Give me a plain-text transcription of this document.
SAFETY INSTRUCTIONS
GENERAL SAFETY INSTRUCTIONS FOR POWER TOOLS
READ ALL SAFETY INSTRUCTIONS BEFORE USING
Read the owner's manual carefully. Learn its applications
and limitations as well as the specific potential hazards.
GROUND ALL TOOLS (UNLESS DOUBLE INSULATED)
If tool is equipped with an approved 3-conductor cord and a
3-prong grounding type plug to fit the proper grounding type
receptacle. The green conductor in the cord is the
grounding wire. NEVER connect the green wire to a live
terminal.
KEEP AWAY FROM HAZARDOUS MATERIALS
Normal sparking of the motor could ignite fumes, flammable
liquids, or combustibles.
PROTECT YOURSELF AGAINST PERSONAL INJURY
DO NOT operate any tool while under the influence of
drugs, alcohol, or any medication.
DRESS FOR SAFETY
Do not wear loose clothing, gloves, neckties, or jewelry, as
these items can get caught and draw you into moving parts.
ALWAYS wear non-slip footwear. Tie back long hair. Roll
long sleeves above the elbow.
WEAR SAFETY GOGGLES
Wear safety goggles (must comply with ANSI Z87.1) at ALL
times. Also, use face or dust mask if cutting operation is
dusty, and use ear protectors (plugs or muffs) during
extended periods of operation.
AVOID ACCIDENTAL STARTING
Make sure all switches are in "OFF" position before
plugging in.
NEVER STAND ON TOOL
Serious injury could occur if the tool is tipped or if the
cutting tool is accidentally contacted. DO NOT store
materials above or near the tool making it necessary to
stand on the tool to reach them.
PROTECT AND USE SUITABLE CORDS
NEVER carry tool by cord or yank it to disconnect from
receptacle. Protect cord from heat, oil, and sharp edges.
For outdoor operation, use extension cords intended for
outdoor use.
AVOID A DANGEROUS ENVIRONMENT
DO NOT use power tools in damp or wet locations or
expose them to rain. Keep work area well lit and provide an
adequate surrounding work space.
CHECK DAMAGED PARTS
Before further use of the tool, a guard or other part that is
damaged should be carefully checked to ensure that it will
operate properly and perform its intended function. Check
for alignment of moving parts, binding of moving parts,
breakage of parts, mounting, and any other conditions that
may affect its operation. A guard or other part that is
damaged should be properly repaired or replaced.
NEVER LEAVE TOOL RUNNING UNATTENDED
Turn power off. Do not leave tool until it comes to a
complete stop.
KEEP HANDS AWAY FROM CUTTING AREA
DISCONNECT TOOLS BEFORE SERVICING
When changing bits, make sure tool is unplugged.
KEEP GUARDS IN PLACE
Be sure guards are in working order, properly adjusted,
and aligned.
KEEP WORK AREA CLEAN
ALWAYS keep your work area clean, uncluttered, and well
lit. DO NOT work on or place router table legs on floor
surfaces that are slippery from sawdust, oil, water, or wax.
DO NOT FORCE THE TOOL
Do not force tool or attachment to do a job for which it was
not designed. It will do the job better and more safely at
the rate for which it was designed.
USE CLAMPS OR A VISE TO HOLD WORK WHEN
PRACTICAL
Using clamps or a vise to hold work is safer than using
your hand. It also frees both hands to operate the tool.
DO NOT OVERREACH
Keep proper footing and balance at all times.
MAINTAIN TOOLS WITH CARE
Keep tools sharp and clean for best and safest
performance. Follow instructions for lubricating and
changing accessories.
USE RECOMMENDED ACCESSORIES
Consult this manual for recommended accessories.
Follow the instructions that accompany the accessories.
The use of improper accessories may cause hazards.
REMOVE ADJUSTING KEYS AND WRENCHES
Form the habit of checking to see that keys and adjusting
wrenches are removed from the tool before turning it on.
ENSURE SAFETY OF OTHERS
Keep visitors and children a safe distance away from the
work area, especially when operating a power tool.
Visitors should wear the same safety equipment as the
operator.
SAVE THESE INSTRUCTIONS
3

##############################

Task goal. Pick out each line that holds the string "long".

The answer.
ALWAYS wear non-slip footwear. Tie back long hair. Roll
long sleeves above the elbow.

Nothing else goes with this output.